• MATERIAL:
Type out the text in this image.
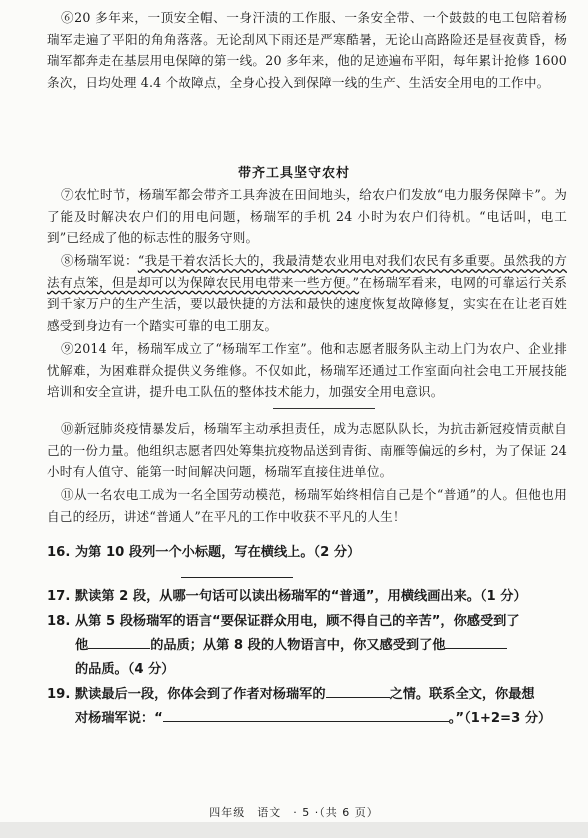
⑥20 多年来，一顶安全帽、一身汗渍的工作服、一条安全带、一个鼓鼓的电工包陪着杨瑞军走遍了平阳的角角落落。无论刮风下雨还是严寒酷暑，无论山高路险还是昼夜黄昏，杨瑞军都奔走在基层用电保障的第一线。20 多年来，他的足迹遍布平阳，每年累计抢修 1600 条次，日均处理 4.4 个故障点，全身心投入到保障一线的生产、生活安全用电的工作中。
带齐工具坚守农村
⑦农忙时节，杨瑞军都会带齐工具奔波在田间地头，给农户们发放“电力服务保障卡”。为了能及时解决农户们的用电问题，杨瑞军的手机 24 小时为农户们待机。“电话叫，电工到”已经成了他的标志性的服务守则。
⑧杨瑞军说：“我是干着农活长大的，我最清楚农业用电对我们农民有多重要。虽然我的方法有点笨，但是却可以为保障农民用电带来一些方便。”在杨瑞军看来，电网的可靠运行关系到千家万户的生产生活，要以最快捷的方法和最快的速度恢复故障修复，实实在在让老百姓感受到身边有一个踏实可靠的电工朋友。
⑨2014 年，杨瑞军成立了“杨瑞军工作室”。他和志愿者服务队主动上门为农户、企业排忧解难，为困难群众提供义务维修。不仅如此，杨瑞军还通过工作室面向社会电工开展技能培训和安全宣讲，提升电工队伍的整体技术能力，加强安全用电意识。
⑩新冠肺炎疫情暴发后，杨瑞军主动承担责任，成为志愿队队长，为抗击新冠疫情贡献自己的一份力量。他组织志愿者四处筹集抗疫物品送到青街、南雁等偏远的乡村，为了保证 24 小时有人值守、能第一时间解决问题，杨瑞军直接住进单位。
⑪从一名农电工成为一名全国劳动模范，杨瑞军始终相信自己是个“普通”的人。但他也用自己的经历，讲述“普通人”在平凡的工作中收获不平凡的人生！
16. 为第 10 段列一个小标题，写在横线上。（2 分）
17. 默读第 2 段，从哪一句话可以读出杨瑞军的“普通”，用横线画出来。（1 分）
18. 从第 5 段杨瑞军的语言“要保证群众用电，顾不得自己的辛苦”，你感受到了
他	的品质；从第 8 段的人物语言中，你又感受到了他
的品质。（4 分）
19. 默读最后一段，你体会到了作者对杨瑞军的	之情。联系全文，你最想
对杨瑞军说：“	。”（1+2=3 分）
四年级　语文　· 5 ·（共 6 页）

--

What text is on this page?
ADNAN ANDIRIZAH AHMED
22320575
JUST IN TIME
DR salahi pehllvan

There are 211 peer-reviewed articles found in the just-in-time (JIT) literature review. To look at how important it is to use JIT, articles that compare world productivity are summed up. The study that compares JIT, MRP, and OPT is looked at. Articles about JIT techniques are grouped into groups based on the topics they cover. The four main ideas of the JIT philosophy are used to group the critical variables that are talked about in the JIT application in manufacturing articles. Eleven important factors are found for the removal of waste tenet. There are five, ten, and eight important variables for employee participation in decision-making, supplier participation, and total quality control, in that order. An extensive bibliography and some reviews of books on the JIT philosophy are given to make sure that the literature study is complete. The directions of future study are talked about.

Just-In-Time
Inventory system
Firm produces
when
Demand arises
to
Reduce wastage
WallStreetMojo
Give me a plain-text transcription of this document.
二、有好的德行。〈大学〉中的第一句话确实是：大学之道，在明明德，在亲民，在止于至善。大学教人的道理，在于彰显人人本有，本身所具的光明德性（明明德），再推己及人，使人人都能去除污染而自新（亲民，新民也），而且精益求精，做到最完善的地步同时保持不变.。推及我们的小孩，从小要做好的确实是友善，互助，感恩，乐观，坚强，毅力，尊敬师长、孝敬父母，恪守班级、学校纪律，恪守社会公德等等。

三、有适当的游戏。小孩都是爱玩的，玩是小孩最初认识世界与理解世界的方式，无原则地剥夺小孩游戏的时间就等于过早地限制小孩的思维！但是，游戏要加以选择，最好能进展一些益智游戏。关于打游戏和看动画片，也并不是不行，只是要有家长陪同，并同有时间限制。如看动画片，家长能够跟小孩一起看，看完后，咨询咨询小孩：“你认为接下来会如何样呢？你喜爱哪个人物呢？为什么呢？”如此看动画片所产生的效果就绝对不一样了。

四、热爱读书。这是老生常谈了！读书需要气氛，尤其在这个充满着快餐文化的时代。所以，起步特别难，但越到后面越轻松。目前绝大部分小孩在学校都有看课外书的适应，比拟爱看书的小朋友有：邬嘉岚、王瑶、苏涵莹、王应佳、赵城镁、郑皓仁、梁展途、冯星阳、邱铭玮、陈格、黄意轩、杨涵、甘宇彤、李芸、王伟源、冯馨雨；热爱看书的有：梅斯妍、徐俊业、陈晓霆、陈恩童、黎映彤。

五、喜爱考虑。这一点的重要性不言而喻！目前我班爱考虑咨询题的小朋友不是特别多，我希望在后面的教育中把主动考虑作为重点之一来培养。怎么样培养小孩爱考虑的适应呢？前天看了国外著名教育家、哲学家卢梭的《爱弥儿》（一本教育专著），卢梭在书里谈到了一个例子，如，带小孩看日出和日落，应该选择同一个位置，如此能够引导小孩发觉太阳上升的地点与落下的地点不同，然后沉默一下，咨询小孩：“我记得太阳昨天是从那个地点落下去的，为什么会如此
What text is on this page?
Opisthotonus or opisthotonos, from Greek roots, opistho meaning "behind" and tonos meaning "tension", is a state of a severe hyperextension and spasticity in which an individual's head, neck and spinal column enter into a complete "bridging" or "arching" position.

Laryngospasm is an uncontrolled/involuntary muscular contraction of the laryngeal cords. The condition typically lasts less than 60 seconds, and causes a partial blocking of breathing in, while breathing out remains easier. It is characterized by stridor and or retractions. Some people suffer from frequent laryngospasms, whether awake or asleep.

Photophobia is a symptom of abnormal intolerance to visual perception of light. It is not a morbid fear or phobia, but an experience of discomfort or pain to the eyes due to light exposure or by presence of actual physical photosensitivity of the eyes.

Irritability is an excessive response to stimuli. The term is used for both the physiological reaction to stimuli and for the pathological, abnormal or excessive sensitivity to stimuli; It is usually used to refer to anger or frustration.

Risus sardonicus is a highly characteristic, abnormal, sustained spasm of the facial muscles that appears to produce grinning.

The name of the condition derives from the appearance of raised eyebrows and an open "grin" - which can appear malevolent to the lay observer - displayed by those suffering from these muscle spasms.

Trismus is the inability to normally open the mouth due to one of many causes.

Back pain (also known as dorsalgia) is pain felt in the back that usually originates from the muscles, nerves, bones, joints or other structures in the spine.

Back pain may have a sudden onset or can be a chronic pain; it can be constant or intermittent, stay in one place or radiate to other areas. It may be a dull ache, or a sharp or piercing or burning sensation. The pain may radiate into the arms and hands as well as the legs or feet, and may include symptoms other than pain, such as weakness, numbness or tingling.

• INSTRUCTIONS FOR THE TASK: Within the listing above, copy each line that has the string "usually".

• TASK RESULT:
Irritability is an excessive response to stimuli. The term is used for both the physiological reaction to stimuli and for the pathological, abnormal or excessive sensitivity to stimuli; It is usually used to refer to anger or frustration.
Back pain (also known as dorsalgia) is pain felt in the back that usually originates from the muscles, nerves, bones, joints or other structures in the spine.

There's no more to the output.